[Stored data entries]
— Begin —
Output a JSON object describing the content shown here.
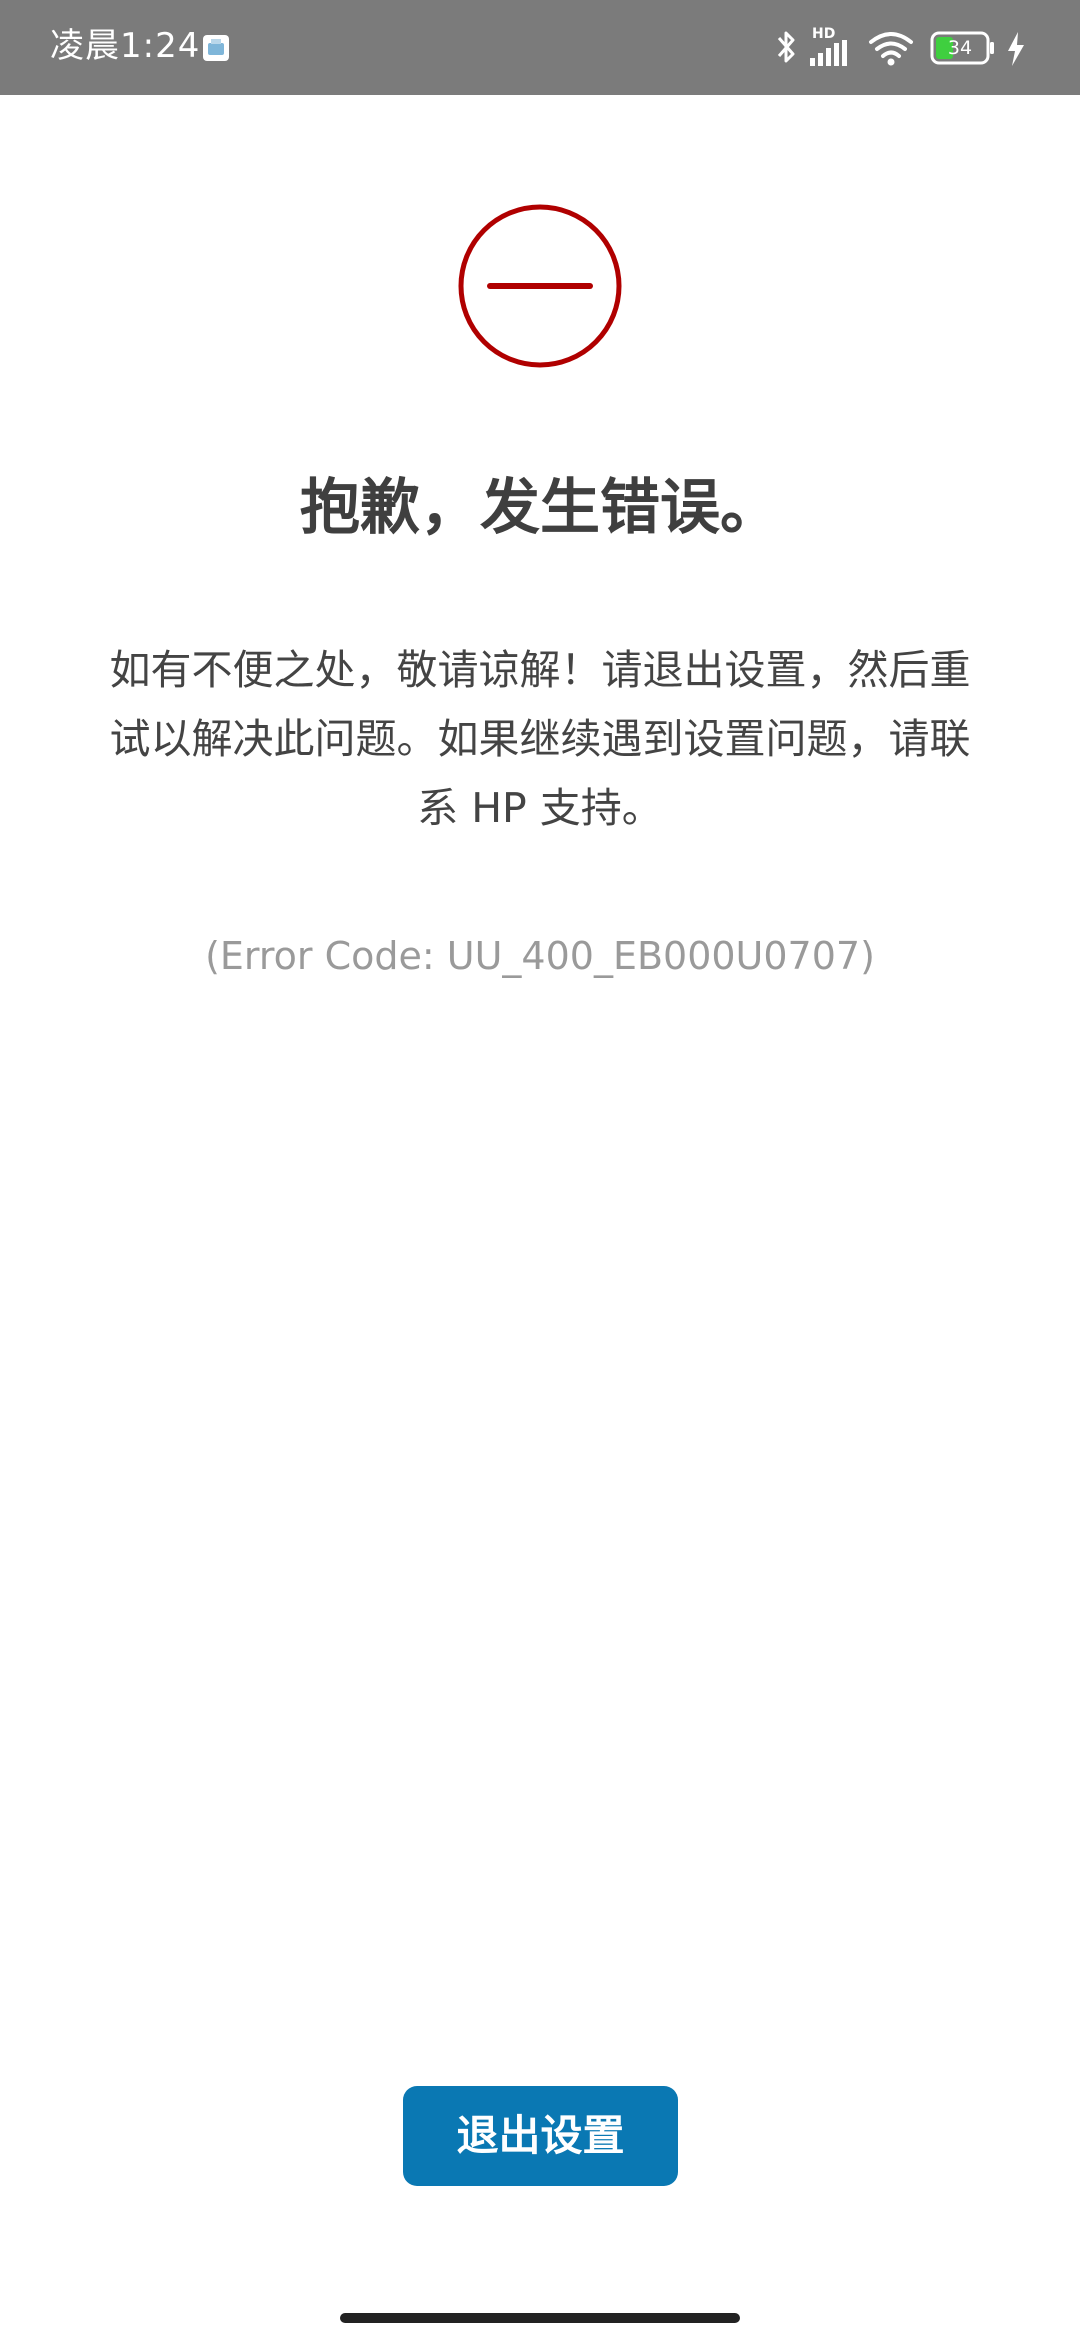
{
  "status_bar": {
    "time": "凌晨1:24",
    "battery_level": "34",
    "network_label": "HD",
    "icons": [
      "notification-app-icon",
      "bluetooth-icon",
      "signal-icon",
      "wifi-icon",
      "battery-icon",
      "charging-icon"
    ],
    "battery_color": "#3fcf3f"
  },
  "error": {
    "icon": "minus-circle-icon",
    "icon_color": "#b00000",
    "title": "抱歉，发生错误。",
    "message": "如有不便之处，敬请谅解！请退出设置，然后重试以解决此问题。如果继续遇到设置问题，请联系 HP 支持。",
    "code": "(Error Code: UU_400_EB000U0707)"
  },
  "actions": {
    "exit_label": "退出设置",
    "button_color": "#0a78b3"
  }
}
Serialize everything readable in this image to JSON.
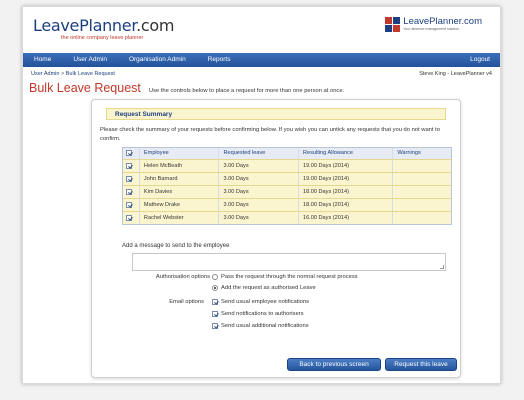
{
  "header": {
    "logo_main": "LeavePlanner",
    "logo_tld": ".com",
    "logo_tagline": "the online company leave planner",
    "right_logo_text": "LeavePlanner.com",
    "right_logo_sub": "Your absence management solution",
    "right_logo_colors": [
      "#c0392b",
      "#1d3f80",
      "#1d3f80",
      "#c0392b"
    ]
  },
  "nav": {
    "items": [
      "Home",
      "User Admin",
      "Organisation Admin",
      "Reports"
    ],
    "logout": "Logout"
  },
  "breadcrumb": {
    "parent": "User Admin",
    "separator": ">",
    "current": "Bulk Leave Request"
  },
  "user_info": "Steve King - LeavePlanner v4",
  "page": {
    "title": "Bulk Leave Request",
    "description": "Use the controls below to place a request for more than one person at once."
  },
  "summary": {
    "heading": "Request Summary",
    "instructions": "Please check the summary of your requests before confirming below. If you wish you can untick any requests that you do not want to confirm.",
    "columns": [
      "Employee",
      "Requested leave",
      "Resulting Allowance",
      "Warnings"
    ],
    "rows": [
      {
        "employee": "Helen McBeath",
        "requested": "3.00 Days",
        "allowance": "19.00 Days (2014)",
        "warnings": ""
      },
      {
        "employee": "John Barnard",
        "requested": "3.00 Days",
        "allowance": "19.00 Days (2014)",
        "warnings": ""
      },
      {
        "employee": "Kim Davies",
        "requested": "3.00 Days",
        "allowance": "18.00 Days (2014)",
        "warnings": ""
      },
      {
        "employee": "Mathew Drake",
        "requested": "3.00 Days",
        "allowance": "18.00 Days (2014)",
        "warnings": ""
      },
      {
        "employee": "Rachel Webster",
        "requested": "3.00 Days",
        "allowance": "16.00 Days (2014)",
        "warnings": ""
      }
    ]
  },
  "message": {
    "label": "Add a message to send to the employee",
    "value": ""
  },
  "authorisation": {
    "label": "Authorisation options",
    "options": [
      "Pass the request through the normal request process",
      "Add the request as authorised Leave"
    ],
    "selected_index": 1
  },
  "email": {
    "label": "Email options",
    "options": [
      "Send usual employee notifications",
      "Send notifications to authorisers",
      "Send usual additional notifications"
    ]
  },
  "buttons": {
    "back": "Back to previous screen",
    "submit": "Request this leave"
  }
}
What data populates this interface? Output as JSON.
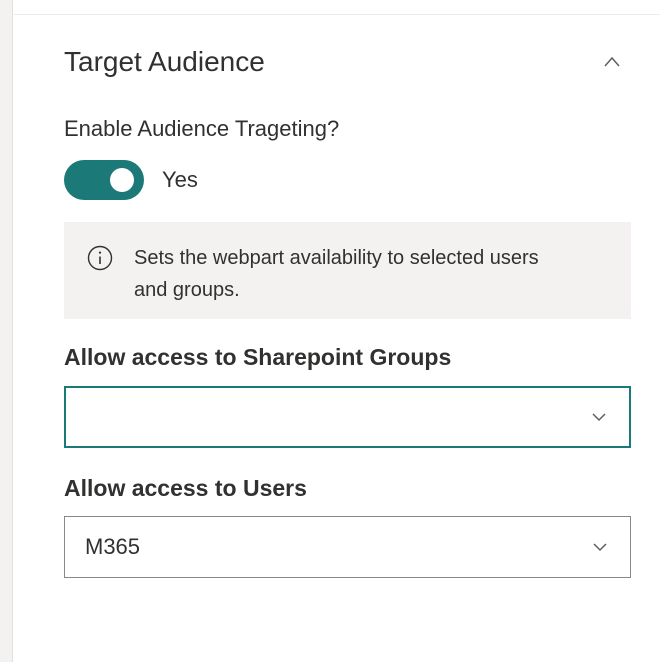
{
  "section": {
    "title": "Target Audience"
  },
  "toggle": {
    "label": "Enable Audience Trageting?",
    "state_text": "Yes",
    "on": true
  },
  "info": {
    "text": "Sets the webpart availability to selected users and groups."
  },
  "groups_field": {
    "label": "Allow access to Sharepoint Groups",
    "value": ""
  },
  "users_field": {
    "label": "Allow access to Users",
    "value": "M365"
  },
  "colors": {
    "accent": "#1b7a78",
    "info_bg": "#f3f2f1"
  },
  "icons": {
    "collapse": "chevron-up-icon",
    "info": "info-icon",
    "dropdown": "chevron-down-icon"
  }
}
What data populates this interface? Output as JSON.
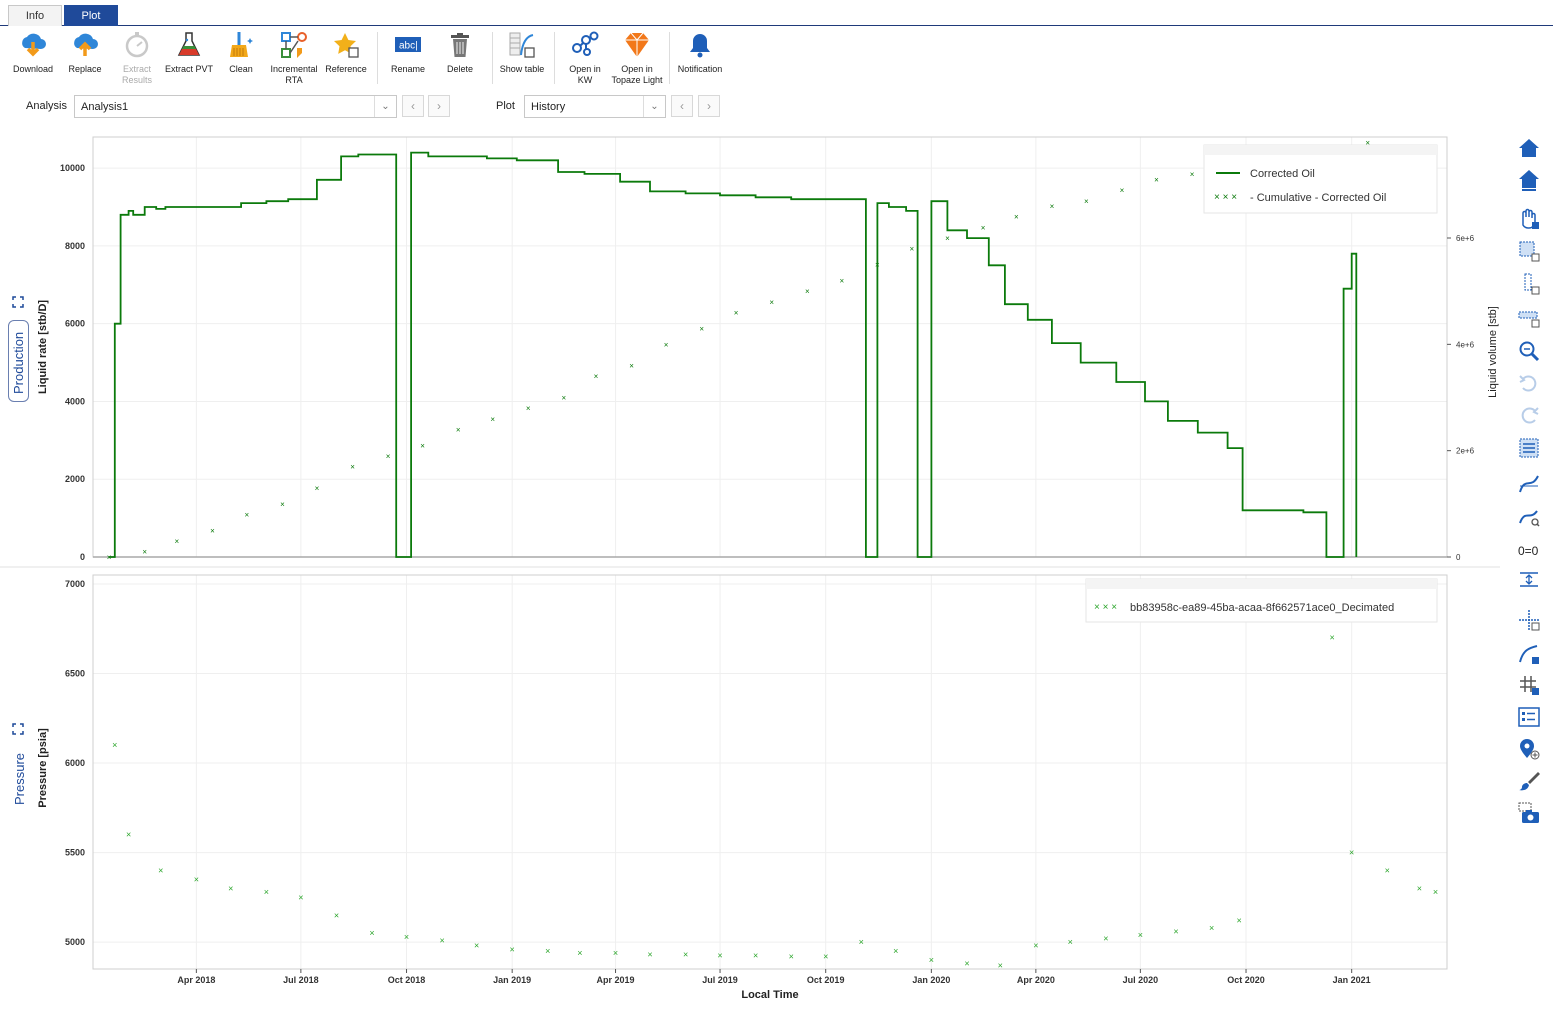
{
  "tabs": [
    {
      "label": "Info",
      "active": false
    },
    {
      "label": "Plot",
      "active": true
    }
  ],
  "toolbar": {
    "download": "Download",
    "replace": "Replace",
    "extract_results": "Extract\nResults",
    "extract_pvt": "Extract PVT",
    "clean": "Clean",
    "incremental_rta": "Incremental\nRTA",
    "reference": "Reference",
    "rename": "Rename",
    "delete": "Delete",
    "show_table": "Show table",
    "open_kw": "Open in\nKW",
    "open_topaze": "Open in\nTopaze Light",
    "notification": "Notification"
  },
  "selectors": {
    "analysis_label": "Analysis",
    "analysis_value": "Analysis1",
    "plot_label": "Plot",
    "plot_value": "History"
  },
  "side_labels": {
    "production": "Production",
    "pressure": "Pressure"
  },
  "colors": {
    "accent": "#1f4a9a",
    "oil": "#0b7a0b",
    "pressure": "#2aa52a"
  },
  "chart_data": [
    {
      "type": "line",
      "ylabel": "Liquid rate [stb/D]",
      "y2label": "Liquid volume [stb]",
      "ylim": [
        0,
        10800
      ],
      "y2lim": [
        0,
        7900000
      ],
      "yticks": [
        "0",
        "2000",
        "4000",
        "6000",
        "8000",
        "10000"
      ],
      "y2ticks": [
        "0",
        "2e+6",
        "4e+6",
        "6e+6"
      ],
      "legend_position": "top-right",
      "series": [
        {
          "name": "Corrected Oil",
          "style": "step-line",
          "x": [
            "2018-01-15",
            "2018-01-20",
            "2018-01-25",
            "2018-02-01",
            "2018-02-05",
            "2018-02-15",
            "2018-02-25",
            "2018-03-05",
            "2018-03-20",
            "2018-04-05",
            "2018-04-20",
            "2018-05-10",
            "2018-06-01",
            "2018-06-20",
            "2018-07-15",
            "2018-08-05",
            "2018-08-20",
            "2018-09-10",
            "2018-09-22",
            "2018-10-05",
            "2018-10-20",
            "2018-11-10",
            "2018-12-10",
            "2019-01-05",
            "2019-02-10",
            "2019-03-05",
            "2019-04-05",
            "2019-05-01",
            "2019-06-01",
            "2019-07-01",
            "2019-08-01",
            "2019-09-01",
            "2019-10-01",
            "2019-10-20",
            "2019-11-05",
            "2019-11-15",
            "2019-11-25",
            "2019-12-10",
            "2019-12-20",
            "2020-01-01",
            "2020-01-15",
            "2020-02-01",
            "2020-02-20",
            "2020-03-05",
            "2020-03-25",
            "2020-04-15",
            "2020-05-10",
            "2020-06-10",
            "2020-07-05",
            "2020-07-25",
            "2020-08-20",
            "2020-09-15",
            "2020-09-28",
            "2020-11-20",
            "2020-12-10",
            "2020-12-25",
            "2021-01-01",
            "2021-01-05"
          ],
          "values": [
            0,
            6000,
            8800,
            8900,
            8800,
            9000,
            8950,
            9000,
            9000,
            9000,
            9000,
            9100,
            9150,
            9200,
            9700,
            10300,
            10350,
            10350,
            0,
            10400,
            10300,
            10300,
            10250,
            10200,
            9900,
            9850,
            9650,
            9400,
            9350,
            9300,
            9250,
            9200,
            9200,
            9200,
            0,
            9100,
            9000,
            8900,
            0,
            9150,
            8400,
            8200,
            7500,
            6500,
            6100,
            5500,
            5000,
            4500,
            4000,
            3500,
            3200,
            2800,
            1200,
            1150,
            0,
            6900,
            7800,
            0
          ]
        },
        {
          "name": "- Cumulative - Corrected Oil",
          "style": "markers",
          "axis": "y2",
          "x": [
            "2018-01-15",
            "2018-02-15",
            "2018-03-15",
            "2018-04-15",
            "2018-05-15",
            "2018-06-15",
            "2018-07-15",
            "2018-08-15",
            "2018-09-15",
            "2018-10-15",
            "2018-11-15",
            "2018-12-15",
            "2019-01-15",
            "2019-02-15",
            "2019-03-15",
            "2019-04-15",
            "2019-05-15",
            "2019-06-15",
            "2019-07-15",
            "2019-08-15",
            "2019-09-15",
            "2019-10-15",
            "2019-11-15",
            "2019-12-15",
            "2020-01-15",
            "2020-02-15",
            "2020-03-15",
            "2020-04-15",
            "2020-05-15",
            "2020-06-15",
            "2020-07-15",
            "2020-08-15",
            "2020-09-15",
            "2020-10-15",
            "2020-11-15",
            "2020-12-15",
            "2021-01-15"
          ],
          "values": [
            0,
            100000,
            300000,
            500000,
            800000,
            1000000,
            1300000,
            1700000,
            1900000,
            2100000,
            2400000,
            2600000,
            2800000,
            3000000,
            3400000,
            3600000,
            4000000,
            4300000,
            4600000,
            4800000,
            5000000,
            5200000,
            5500000,
            5800000,
            6000000,
            6200000,
            6400000,
            6600000,
            6700000,
            6900000,
            7100000,
            7200000,
            7300000,
            7400000,
            7500000,
            7600000,
            7800000
          ]
        }
      ]
    },
    {
      "type": "scatter",
      "title": "",
      "xlabel": "Local Time",
      "ylabel": "Pressure [psia]",
      "ylim": [
        4850,
        7050
      ],
      "yticks": [
        "5000",
        "5500",
        "6000",
        "6500",
        "7000"
      ],
      "xticks": [
        "Apr 2018",
        "Jul 2018",
        "Oct 2018",
        "Jan 2019",
        "Apr 2019",
        "Jul 2019",
        "Oct 2019",
        "Jan 2020",
        "Apr 2020",
        "Jul 2020",
        "Oct 2020",
        "Jan 2021"
      ],
      "legend_position": "top-right",
      "series": [
        {
          "name": "bb83958c-ea89-45ba-acaa-8f662571ace0_Decimated",
          "x": [
            "2018-01-20",
            "2018-02-01",
            "2018-03-01",
            "2018-04-01",
            "2018-05-01",
            "2018-06-01",
            "2018-07-01",
            "2018-08-01",
            "2018-09-01",
            "2018-10-01",
            "2018-11-01",
            "2018-12-01",
            "2019-01-01",
            "2019-02-01",
            "2019-03-01",
            "2019-04-01",
            "2019-05-01",
            "2019-06-01",
            "2019-07-01",
            "2019-08-01",
            "2019-09-01",
            "2019-10-01",
            "2019-11-01",
            "2019-12-01",
            "2020-01-01",
            "2020-02-01",
            "2020-03-01",
            "2020-04-01",
            "2020-05-01",
            "2020-06-01",
            "2020-07-01",
            "2020-08-01",
            "2020-09-01",
            "2020-09-25",
            "2020-12-15",
            "2021-01-01",
            "2021-02-01",
            "2021-03-01",
            "2021-03-15"
          ],
          "values": [
            6100,
            5600,
            5400,
            5350,
            5300,
            5280,
            5250,
            5150,
            5050,
            5030,
            5010,
            4980,
            4960,
            4950,
            4940,
            4940,
            4930,
            4930,
            4925,
            4925,
            4920,
            4920,
            5000,
            4950,
            4900,
            4880,
            4870,
            4980,
            5000,
            5020,
            5040,
            5060,
            5080,
            5120,
            6700,
            5500,
            5400,
            5300,
            5280
          ]
        }
      ]
    }
  ]
}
— End —
_Exercise_: Pick out all lines from the data above in which the word "options" appears.

_Exercise output_:
    "label": "Authorisation options",
    "options": [
    "label": "Email options",
    "options": [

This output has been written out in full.